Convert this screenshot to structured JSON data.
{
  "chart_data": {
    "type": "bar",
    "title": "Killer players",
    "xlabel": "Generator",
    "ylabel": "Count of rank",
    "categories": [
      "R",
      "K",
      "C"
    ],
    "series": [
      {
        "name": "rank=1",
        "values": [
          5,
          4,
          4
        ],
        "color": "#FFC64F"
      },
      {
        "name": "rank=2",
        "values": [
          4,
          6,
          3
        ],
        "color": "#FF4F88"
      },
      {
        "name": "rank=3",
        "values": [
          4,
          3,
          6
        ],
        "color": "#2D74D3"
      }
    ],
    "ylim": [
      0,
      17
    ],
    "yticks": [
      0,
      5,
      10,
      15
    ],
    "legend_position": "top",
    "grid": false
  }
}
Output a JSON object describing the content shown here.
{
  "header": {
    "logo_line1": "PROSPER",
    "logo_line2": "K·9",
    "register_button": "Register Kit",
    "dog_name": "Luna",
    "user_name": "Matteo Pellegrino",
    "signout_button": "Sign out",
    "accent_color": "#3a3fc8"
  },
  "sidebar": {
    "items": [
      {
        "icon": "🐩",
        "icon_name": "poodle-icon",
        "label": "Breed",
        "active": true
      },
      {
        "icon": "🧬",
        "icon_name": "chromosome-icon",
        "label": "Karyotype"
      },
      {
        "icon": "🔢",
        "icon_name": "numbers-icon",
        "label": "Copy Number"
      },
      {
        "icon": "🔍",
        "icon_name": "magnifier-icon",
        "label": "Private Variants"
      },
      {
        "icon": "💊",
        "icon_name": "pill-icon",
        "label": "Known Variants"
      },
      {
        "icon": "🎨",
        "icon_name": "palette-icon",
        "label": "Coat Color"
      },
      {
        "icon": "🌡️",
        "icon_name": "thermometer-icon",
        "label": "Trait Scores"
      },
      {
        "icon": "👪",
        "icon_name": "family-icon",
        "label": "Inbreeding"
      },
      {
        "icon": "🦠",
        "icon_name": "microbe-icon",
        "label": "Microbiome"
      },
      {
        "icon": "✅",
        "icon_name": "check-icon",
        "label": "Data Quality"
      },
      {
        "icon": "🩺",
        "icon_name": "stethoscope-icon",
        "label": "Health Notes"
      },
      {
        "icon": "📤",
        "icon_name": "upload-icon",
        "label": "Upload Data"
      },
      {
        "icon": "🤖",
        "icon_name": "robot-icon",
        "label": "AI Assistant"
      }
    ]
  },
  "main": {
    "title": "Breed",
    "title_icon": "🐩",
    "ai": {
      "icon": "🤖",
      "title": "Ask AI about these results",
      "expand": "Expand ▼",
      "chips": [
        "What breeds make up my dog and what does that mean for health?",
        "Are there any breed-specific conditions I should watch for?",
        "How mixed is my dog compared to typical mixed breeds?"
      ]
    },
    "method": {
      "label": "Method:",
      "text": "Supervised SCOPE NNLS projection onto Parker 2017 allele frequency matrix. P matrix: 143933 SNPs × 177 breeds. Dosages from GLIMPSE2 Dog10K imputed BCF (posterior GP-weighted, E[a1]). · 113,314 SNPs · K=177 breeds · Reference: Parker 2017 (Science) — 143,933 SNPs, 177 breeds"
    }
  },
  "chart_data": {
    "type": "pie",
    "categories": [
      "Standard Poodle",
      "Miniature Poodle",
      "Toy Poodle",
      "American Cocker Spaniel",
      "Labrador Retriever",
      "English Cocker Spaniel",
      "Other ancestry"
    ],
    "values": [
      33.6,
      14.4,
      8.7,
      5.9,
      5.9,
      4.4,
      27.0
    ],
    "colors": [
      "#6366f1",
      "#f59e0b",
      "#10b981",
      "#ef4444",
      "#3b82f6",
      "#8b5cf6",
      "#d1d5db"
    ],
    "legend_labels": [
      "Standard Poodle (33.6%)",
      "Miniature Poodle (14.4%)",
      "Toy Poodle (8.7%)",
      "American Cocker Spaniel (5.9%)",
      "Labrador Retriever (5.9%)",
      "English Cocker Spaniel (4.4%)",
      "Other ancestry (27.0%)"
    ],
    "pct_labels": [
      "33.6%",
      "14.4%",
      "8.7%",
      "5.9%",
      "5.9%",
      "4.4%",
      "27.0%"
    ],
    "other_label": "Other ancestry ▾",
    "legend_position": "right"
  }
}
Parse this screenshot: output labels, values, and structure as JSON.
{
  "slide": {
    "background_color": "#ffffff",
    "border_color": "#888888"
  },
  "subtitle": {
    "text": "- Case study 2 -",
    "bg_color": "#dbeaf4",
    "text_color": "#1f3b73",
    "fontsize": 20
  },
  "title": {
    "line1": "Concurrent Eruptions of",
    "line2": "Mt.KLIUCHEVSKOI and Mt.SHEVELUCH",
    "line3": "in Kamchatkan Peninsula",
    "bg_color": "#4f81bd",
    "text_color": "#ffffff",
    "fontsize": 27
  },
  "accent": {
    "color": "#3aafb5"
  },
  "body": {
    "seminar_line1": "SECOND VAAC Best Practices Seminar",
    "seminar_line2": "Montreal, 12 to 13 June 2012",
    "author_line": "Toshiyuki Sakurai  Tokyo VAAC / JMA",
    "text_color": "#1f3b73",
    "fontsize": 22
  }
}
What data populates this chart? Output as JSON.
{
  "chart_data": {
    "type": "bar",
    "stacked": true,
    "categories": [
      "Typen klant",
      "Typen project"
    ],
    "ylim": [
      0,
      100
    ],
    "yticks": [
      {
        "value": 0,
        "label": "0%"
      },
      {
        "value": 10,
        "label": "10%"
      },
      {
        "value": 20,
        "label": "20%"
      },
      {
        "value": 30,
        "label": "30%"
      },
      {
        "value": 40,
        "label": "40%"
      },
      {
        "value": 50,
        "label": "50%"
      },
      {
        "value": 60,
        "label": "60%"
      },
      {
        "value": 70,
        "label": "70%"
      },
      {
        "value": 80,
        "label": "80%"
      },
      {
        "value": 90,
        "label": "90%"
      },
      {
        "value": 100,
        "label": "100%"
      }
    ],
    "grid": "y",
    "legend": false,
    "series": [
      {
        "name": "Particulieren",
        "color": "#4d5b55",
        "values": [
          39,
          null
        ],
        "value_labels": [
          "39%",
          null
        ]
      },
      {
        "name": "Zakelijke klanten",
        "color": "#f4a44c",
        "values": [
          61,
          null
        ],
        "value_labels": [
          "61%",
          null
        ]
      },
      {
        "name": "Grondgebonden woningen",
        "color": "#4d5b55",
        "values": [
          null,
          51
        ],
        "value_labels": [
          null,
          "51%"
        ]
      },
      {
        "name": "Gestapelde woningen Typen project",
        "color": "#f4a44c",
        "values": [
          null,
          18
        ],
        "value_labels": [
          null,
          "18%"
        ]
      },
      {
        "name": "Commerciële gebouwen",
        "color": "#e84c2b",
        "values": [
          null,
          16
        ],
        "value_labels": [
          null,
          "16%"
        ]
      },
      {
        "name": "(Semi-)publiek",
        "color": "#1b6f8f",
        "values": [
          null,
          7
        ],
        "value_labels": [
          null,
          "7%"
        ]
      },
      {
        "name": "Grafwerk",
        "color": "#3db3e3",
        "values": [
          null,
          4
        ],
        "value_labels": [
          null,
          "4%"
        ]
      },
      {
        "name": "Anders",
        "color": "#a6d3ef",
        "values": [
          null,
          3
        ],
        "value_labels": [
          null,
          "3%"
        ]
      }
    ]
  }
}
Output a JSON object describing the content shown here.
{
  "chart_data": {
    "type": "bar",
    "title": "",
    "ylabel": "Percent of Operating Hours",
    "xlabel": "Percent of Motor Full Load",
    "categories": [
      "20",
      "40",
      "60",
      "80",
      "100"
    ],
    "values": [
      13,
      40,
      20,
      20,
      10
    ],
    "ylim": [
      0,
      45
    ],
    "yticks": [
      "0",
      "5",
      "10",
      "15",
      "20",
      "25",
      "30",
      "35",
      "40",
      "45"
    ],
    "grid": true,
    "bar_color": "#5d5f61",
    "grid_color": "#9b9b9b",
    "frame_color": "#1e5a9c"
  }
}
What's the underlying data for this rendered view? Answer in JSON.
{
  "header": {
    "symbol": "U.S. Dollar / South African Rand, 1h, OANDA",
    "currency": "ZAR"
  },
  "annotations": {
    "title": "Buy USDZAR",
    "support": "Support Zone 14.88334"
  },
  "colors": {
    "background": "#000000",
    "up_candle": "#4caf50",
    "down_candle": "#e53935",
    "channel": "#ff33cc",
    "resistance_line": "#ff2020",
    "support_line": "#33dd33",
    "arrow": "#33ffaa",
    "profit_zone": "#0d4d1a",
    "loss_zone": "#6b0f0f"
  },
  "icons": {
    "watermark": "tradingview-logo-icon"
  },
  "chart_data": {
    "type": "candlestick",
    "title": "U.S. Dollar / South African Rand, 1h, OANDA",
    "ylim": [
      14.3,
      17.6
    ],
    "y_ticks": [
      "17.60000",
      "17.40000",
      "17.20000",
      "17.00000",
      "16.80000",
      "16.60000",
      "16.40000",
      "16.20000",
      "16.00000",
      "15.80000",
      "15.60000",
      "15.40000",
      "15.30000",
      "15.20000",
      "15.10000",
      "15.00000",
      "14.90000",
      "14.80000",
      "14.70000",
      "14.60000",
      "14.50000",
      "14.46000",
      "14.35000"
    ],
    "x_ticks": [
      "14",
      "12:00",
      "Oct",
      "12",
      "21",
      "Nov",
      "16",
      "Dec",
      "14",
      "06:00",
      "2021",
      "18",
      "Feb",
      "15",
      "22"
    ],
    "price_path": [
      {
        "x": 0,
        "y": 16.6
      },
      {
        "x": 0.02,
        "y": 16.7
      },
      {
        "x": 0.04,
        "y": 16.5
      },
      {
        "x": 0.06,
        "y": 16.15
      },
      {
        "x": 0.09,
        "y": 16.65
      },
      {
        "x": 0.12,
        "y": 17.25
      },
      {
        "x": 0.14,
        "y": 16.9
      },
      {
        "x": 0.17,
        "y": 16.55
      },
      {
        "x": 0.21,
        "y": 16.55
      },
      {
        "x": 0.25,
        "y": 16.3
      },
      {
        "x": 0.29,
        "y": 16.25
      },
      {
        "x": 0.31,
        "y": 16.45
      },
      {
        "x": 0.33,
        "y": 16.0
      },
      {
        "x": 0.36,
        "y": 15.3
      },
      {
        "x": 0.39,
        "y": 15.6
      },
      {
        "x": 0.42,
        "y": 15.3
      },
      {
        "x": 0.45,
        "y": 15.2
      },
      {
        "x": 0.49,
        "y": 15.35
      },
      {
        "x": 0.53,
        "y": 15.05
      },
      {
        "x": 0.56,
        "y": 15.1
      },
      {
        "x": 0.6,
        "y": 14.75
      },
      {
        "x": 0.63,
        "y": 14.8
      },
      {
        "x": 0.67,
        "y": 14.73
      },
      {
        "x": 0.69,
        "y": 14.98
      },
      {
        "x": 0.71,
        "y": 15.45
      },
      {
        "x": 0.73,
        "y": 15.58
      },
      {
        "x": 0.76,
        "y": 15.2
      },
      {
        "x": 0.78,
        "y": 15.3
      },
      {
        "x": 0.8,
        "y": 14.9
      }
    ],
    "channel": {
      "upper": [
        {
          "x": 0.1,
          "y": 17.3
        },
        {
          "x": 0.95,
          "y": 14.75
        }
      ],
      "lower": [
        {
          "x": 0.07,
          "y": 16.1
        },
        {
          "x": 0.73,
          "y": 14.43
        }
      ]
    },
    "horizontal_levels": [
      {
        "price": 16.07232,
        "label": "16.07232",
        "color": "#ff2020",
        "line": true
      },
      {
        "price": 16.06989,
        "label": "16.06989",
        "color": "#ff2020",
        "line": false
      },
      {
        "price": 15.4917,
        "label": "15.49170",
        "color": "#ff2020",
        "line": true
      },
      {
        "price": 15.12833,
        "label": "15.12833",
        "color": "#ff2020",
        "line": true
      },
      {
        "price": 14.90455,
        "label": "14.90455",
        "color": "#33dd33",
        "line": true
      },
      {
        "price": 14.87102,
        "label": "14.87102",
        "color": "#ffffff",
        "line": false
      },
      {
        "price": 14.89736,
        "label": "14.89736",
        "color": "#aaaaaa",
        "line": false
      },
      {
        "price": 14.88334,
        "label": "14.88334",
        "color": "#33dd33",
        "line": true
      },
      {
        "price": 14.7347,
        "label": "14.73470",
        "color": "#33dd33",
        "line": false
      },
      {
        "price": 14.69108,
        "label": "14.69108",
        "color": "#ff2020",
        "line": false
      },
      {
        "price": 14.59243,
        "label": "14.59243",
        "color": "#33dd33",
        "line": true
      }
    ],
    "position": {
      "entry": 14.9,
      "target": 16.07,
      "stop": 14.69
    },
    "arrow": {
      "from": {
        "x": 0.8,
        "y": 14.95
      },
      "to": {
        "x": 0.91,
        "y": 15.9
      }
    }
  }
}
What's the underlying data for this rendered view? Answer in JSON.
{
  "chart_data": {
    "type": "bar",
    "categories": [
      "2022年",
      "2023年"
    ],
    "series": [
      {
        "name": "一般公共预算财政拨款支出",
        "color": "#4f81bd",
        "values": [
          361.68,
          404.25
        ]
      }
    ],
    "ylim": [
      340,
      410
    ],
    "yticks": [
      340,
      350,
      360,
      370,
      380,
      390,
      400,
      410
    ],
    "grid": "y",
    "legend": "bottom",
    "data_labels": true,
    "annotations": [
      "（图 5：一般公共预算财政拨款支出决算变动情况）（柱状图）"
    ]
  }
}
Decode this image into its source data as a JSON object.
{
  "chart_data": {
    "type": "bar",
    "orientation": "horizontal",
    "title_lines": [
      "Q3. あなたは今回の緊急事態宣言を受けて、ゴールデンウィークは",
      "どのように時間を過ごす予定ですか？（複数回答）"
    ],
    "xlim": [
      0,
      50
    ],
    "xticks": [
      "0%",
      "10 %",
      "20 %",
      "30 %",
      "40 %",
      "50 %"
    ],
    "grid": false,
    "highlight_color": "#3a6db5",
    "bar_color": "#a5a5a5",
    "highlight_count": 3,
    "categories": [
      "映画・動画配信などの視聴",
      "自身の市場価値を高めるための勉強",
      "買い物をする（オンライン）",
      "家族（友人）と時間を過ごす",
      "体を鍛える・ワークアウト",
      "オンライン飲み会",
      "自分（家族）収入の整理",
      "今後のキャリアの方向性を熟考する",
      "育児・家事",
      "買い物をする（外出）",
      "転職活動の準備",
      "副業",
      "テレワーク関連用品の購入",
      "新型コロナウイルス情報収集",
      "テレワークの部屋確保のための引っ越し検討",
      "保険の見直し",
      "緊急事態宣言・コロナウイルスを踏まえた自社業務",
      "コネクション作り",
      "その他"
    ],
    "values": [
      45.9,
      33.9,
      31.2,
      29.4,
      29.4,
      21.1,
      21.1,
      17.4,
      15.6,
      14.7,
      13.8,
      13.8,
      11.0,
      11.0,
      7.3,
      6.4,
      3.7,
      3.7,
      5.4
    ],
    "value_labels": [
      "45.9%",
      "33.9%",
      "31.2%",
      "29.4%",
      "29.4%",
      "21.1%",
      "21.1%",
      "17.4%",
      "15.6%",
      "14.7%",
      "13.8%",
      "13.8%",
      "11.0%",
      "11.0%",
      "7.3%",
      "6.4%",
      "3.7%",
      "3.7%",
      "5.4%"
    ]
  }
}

+--

**WHAT IS REQUIRED:** Extract every line that has the string "Rand" in it.

**WRITTEN ANSWER:**
    "symbol": "U.S. Dollar / South African Rand, 1h, OANDA",
    "title": "U.S. Dollar / South African Rand, 1h, OANDA",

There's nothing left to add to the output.